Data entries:
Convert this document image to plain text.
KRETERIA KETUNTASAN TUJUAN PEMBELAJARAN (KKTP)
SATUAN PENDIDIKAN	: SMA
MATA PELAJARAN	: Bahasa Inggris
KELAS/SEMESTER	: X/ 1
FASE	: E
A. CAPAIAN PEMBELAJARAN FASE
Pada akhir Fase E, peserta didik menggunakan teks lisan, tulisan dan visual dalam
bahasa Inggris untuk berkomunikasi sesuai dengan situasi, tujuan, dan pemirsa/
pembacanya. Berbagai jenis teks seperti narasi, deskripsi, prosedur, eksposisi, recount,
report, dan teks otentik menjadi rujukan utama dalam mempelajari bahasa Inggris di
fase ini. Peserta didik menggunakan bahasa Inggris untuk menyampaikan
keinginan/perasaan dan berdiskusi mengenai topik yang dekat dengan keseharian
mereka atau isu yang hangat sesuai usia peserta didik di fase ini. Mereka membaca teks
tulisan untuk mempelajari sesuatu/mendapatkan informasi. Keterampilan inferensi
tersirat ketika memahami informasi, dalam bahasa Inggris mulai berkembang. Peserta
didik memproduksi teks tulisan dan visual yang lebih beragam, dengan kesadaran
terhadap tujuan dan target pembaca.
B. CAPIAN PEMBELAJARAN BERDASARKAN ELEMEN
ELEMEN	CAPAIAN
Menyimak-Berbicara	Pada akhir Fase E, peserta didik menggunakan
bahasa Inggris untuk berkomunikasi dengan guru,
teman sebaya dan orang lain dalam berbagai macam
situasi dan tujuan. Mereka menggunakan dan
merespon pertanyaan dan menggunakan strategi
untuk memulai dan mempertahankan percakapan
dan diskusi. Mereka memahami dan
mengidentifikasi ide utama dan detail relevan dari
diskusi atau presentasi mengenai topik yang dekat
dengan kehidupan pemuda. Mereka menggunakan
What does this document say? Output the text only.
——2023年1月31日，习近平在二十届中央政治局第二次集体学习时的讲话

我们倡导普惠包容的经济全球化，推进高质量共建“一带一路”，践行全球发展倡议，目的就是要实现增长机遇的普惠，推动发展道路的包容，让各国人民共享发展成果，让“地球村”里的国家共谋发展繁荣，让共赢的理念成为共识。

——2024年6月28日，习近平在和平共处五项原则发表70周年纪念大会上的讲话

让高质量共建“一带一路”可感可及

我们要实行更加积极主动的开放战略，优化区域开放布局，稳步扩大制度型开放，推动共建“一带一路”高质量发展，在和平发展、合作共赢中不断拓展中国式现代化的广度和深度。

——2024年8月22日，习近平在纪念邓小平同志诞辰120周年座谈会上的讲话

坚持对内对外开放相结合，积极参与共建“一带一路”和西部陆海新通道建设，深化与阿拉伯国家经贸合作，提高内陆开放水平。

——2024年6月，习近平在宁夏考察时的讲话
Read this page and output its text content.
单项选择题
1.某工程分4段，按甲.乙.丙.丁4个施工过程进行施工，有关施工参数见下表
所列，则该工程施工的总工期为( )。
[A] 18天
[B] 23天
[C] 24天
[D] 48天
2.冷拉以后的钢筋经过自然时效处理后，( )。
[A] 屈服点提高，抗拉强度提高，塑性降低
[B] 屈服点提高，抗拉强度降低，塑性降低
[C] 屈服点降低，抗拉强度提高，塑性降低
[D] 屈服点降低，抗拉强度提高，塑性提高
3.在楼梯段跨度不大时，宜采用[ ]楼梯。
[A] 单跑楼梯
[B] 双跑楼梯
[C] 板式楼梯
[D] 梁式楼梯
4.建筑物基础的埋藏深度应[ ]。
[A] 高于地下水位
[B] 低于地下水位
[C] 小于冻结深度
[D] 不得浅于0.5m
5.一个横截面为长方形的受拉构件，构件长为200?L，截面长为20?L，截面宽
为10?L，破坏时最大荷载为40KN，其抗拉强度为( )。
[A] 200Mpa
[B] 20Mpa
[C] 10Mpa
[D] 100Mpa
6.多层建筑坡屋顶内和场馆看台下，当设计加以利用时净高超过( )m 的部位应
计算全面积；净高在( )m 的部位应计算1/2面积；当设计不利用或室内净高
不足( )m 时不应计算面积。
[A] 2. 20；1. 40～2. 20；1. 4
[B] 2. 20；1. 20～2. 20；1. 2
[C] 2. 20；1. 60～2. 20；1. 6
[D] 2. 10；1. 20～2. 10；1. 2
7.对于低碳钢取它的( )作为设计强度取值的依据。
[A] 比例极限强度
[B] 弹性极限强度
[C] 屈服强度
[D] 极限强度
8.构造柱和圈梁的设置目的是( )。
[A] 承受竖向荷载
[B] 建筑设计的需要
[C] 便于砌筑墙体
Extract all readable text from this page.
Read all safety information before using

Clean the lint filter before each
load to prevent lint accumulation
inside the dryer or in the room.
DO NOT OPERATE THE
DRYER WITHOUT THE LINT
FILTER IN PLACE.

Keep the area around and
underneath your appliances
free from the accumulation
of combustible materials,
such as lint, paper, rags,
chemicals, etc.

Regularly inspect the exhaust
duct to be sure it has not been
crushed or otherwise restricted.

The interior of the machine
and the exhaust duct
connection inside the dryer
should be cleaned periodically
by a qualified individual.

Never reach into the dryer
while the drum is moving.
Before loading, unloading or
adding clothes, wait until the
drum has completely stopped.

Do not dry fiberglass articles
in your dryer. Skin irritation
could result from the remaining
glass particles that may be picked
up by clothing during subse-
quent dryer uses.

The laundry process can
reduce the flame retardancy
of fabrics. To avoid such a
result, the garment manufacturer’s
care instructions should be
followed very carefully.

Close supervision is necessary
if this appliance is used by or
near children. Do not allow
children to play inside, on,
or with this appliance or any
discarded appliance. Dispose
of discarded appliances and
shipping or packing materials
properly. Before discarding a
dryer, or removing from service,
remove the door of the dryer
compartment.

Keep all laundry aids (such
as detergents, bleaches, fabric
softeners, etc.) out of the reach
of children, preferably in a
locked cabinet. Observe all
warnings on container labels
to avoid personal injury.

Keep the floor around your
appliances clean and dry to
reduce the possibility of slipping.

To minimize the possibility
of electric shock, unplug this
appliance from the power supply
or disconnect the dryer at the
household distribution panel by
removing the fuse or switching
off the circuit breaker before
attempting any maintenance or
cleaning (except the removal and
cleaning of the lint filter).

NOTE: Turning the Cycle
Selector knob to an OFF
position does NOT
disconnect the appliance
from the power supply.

__DIRECTIONS__.
Extract every record and return it verbatim.

__CORRECT ANSWER__.
Convert this document image to plain text.
KRETERIA KETUNTASAN TUJUAN PEMBELAJARAN (KKTP)
SATUAN PENDIDIKAN	: SMA
MATA PELAJARAN	: Bahasa Inggris
KELAS/SEMESTER	: X/ 1
FASE	: E
A. CAPAIAN PEMBELAJARAN FASE
Pada akhir Fase E, peserta didik menggunakan teks lisan, tulisan dan visual dalam
bahasa Inggris untuk berkomunikasi sesuai dengan situasi, tujuan, dan pemirsa/
pembacanya. Berbagai jenis teks seperti narasi, deskripsi, prosedur, eksposisi, recount,
report, dan teks otentik menjadi rujukan utama dalam mempelajari bahasa Inggris di
fase ini. Peserta didik menggunakan bahasa Inggris untuk menyampaikan
keinginan/perasaan dan berdiskusi mengenai topik yang dekat dengan keseharian
mereka atau isu yang hangat sesuai usia peserta didik di fase ini. Mereka membaca teks
tulisan untuk mempelajari sesuatu/mendapatkan informasi. Keterampilan inferensi
tersirat ketika memahami informasi, dalam bahasa Inggris mulai berkembang. Peserta
didik memproduksi teks tulisan dan visual yang lebih beragam, dengan kesadaran
terhadap tujuan dan target pembaca.
B. CAPIAN PEMBELAJARAN BERDASARKAN ELEMEN
ELEMEN	CAPAIAN
Menyimak-Berbicara	Pada akhir Fase E, peserta didik menggunakan
bahasa Inggris untuk berkomunikasi dengan guru,
teman sebaya dan orang lain dalam berbagai macam
situasi dan tujuan. Mereka menggunakan dan
merespon pertanyaan dan menggunakan strategi
untuk memulai dan mempertahankan percakapan
dan diskusi. Mereka memahami dan
mengidentifikasi ide utama dan detail relevan dari
diskusi atau presentasi mengenai topik yang dekat
dengan kehidupan pemuda. Mereka menggunakan
What does this document say? Output the text only.
——2023年1月31日，习近平在二十届中央政治局第二次集体学习时的讲话

我们倡导普惠包容的经济全球化，推进高质量共建“一带一路”，践行全球发展倡议，目的就是要实现增长机遇的普惠，推动发展道路的包容，让各国人民共享发展成果，让“地球村”里的国家共谋发展繁荣，让共赢的理念成为共识。

——2024年6月28日，习近平在和平共处五项原则发表70周年纪念大会上的讲话

让高质量共建“一带一路”可感可及

我们要实行更加积极主动的开放战略，优化区域开放布局，稳步扩大制度型开放，推动共建“一带一路”高质量发展，在和平发展、合作共赢中不断拓展中国式现代化的广度和深度。

——2024年8月22日，习近平在纪念邓小平同志诞辰120周年座谈会上的讲话

坚持对内对外开放相结合，积极参与共建“一带一路”和西部陆海新通道建设，深化与阿拉伯国家经贸合作，提高内陆开放水平。

——2024年6月，习近平在宁夏考察时的讲话
Read this page and output its text content.
单项选择题
1.某工程分4段，按甲.乙.丙.丁4个施工过程进行施工，有关施工参数见下表
所列，则该工程施工的总工期为( )。
[A] 18天
[B] 23天
[C] 24天
[D] 48天
2.冷拉以后的钢筋经过自然时效处理后，( )。
[A] 屈服点提高，抗拉强度提高，塑性降低
[B] 屈服点提高，抗拉强度降低，塑性降低
[C] 屈服点降低，抗拉强度提高，塑性降低
[D] 屈服点降低，抗拉强度提高，塑性提高
3.在楼梯段跨度不大时，宜采用[ ]楼梯。
[A] 单跑楼梯
[B] 双跑楼梯
[C] 板式楼梯
[D] 梁式楼梯
4.建筑物基础的埋藏深度应[ ]。
[A] 高于地下水位
[B] 低于地下水位
[C] 小于冻结深度
[D] 不得浅于0.5m
5.一个横截面为长方形的受拉构件，构件长为200?L，截面长为20?L，截面宽
为10?L，破坏时最大荷载为40KN，其抗拉强度为( )。
[A] 200Mpa
[B] 20Mpa
[C] 10Mpa
[D] 100Mpa
6.多层建筑坡屋顶内和场馆看台下，当设计加以利用时净高超过( )m 的部位应
计算全面积；净高在( )m 的部位应计算1/2面积；当设计不利用或室内净高
不足( )m 时不应计算面积。
[A] 2. 20；1. 40～2. 20；1. 4
[B] 2. 20；1. 20～2. 20；1. 2
[C] 2. 20；1. 60～2. 20；1. 6
[D] 2. 10；1. 20～2. 10；1. 2
7.对于低碳钢取它的( )作为设计强度取值的依据。
[A] 比例极限强度
[B] 弹性极限强度
[C] 屈服强度
[D] 极限强度
8.构造柱和圈梁的设置目的是( )。
[A] 承受竖向荷载
[B] 建筑设计的需要
[C] 便于砌筑墙体
Extract all readable text from this page.
Read all safety information before using

Clean the lint filter before each
load to prevent lint accumulation
inside the dryer or in the room.
DO NOT OPERATE THE
DRYER WITHOUT THE LINT
FILTER IN PLACE.

Keep the area around and
underneath your appliances
free from the accumulation
of combustible materials,
such as lint, paper, rags,
chemicals, etc.

Regularly inspect the exhaust
duct to be sure it has not been
crushed or otherwise restricted.

The interior of the machine
and the exhaust duct
connection inside the dryer
should be cleaned periodically
by a qualified individual.

Never reach into the dryer
while the drum is moving.
Before loading, unloading or
adding clothes, wait until the
drum has completely stopped.

Do not dry fiberglass articles
in your dryer. Skin irritation
could result from the remaining
glass particles that may be picked
up by clothing during subse-
quent dryer uses.

The laundry process can
reduce the flame retardancy
of fabrics. To avoid such a
result, the garment manufacturer’s
care instructions should be
followed very carefully.

Close supervision is necessary
if this appliance is used by or
near children. Do not allow
children to play inside, on,
or with this appliance or any
discarded appliance. Dispose
of discarded appliances and
shipping or packing materials
properly. Before discarding a
dryer, or removing from service,
remove the door of the dryer
compartment.

Keep all laundry aids (such
as detergents, bleaches, fabric
softeners, etc.) out of the reach
of children, preferably in a
locked cabinet. Observe all
warnings on container labels
to avoid personal injury.

Keep the floor around your
appliances clean and dry to
reduce the possibility of slipping.

To minimize the possibility
of electric shock, unplug this
appliance from the power supply
or disconnect the dryer at the
household distribution panel by
removing the fuse or switching
off the circuit breaker before
attempting any maintenance or
cleaning (except the removal and
cleaning of the lint filter).

NOTE: Turning the Cycle
Selector knob to an OFF
position does NOT
disconnect the appliance
from the power supply.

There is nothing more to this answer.